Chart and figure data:
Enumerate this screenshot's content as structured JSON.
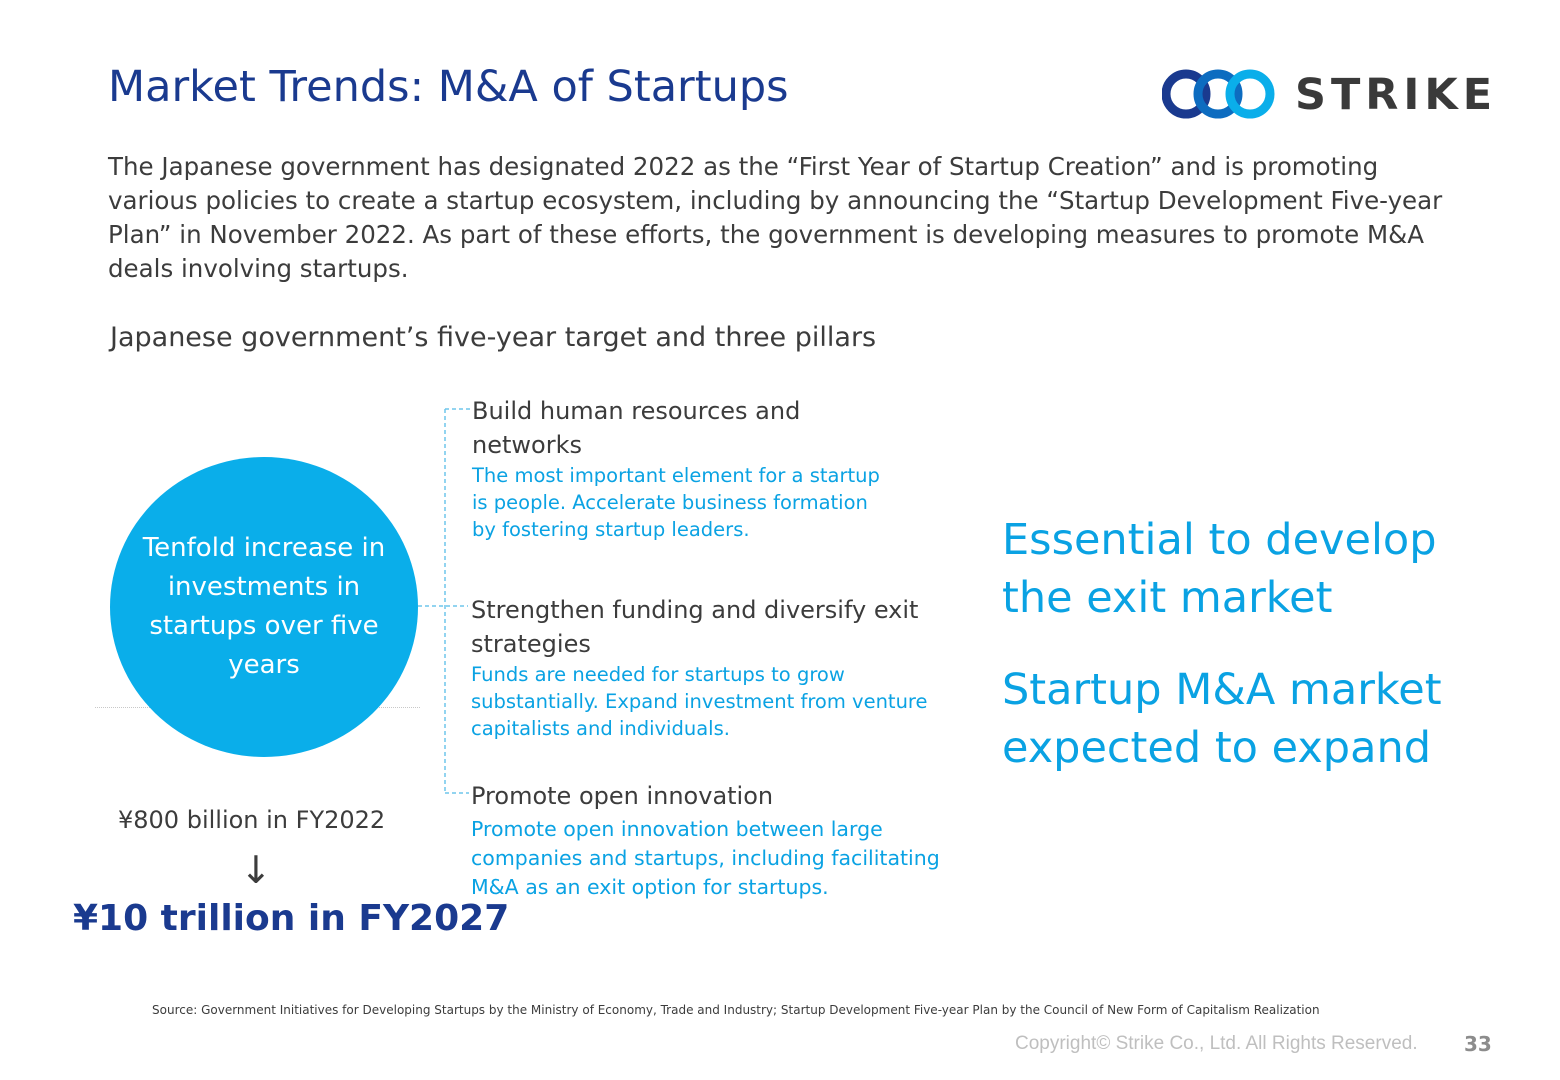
{
  "header": {
    "title": "Market Trends: M&A of Startups",
    "logo_text": "STRIKE"
  },
  "intro_text": "The Japanese government has designated 2022 as the “First Year of Startup Creation” and is promoting various policies to create a startup ecosystem, including by announcing the “Startup Development Five-year Plan” in November 2022. As part of these efforts, the government is developing measures to promote M&A deals involving startups.",
  "section_title": "Japanese government’s five-year target and three pillars",
  "target": {
    "circle_text": "Tenfold increase in\ninvestments in\nstartups over five\nyears",
    "from_value": "¥800 billion in FY2022",
    "arrow": "↓",
    "to_value": "¥10 trillion in FY2027"
  },
  "pillars": [
    {
      "title": "Build human resources and networks",
      "description": "The most important element for a startup is people. Accelerate business formation by fostering startup leaders."
    },
    {
      "title": "Strengthen funding and diversify exit strategies",
      "description": "Funds are needed for startups to grow substantially. Expand investment from venture capitalists and individuals."
    },
    {
      "title": "Promote open innovation",
      "description": "Promote open innovation between large companies and startups, including facilitating M&A as an exit option for startups."
    }
  ],
  "highlights": [
    "Essential to develop the exit market",
    "Startup M&A market expected to expand"
  ],
  "source": "Source: Government Initiatives for Developing Startups by the Ministry of Economy, Trade and Industry; Startup Development Five-year Plan by the Council of New Form of Capitalism Realization",
  "footer": {
    "copyright": "Copyright© Strike Co., Ltd. All Rights Reserved.",
    "page_number": "33"
  },
  "colors": {
    "title_blue": "#1a3a8f",
    "accent_cyan": "#0aaeea",
    "text_gray": "#3c3c3c"
  }
}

# [THE TASK]
Transcribe every line in the entries above, taking out only the images.

# [EXERCISE RESULT]
Enumerate this screenshot's content as structured JSON.
{
  "header": {
    "title": "Market Trends: M&A of Startups",
    "logo_text": "STRIKE"
  },
  "intro_text": "The Japanese government has designated 2022 as the “First Year of Startup Creation” and is promoting various policies to create a startup ecosystem, including by announcing the “Startup Development Five-year Plan” in November 2022. As part of these efforts, the government is developing measures to promote M&A deals involving startups.",
  "section_title": "Japanese government’s five-year target and three pillars",
  "target": {
    "circle_text": "Tenfold increase in\ninvestments in\nstartups over five\nyears",
    "from_value": "¥800 billion in FY2022",
    "arrow": "↓",
    "to_value": "¥10 trillion in FY2027"
  },
  "pillars": [
    {
      "title": "Build human resources and networks",
      "description": "The most important element for a startup is people. Accelerate business formation by fostering startup leaders."
    },
    {
      "title": "Strengthen funding and diversify exit strategies",
      "description": "Funds are needed for startups to grow substantially. Expand investment from venture capitalists and individuals."
    },
    {
      "title": "Promote open innovation",
      "description": "Promote open innovation between large companies and startups, including facilitating M&A as an exit option for startups."
    }
  ],
  "highlights": [
    "Essential to develop the exit market",
    "Startup M&A market expected to expand"
  ],
  "source": "Source: Government Initiatives for Developing Startups by the Ministry of Economy, Trade and Industry; Startup Development Five-year Plan by the Council of New Form of Capitalism Realization",
  "footer": {
    "copyright": "Copyright© Strike Co., Ltd. All Rights Reserved.",
    "page_number": "33"
  },
  "colors": {
    "title_blue": "#1a3a8f",
    "accent_cyan": "#0aaeea",
    "text_gray": "#3c3c3c"
  }
}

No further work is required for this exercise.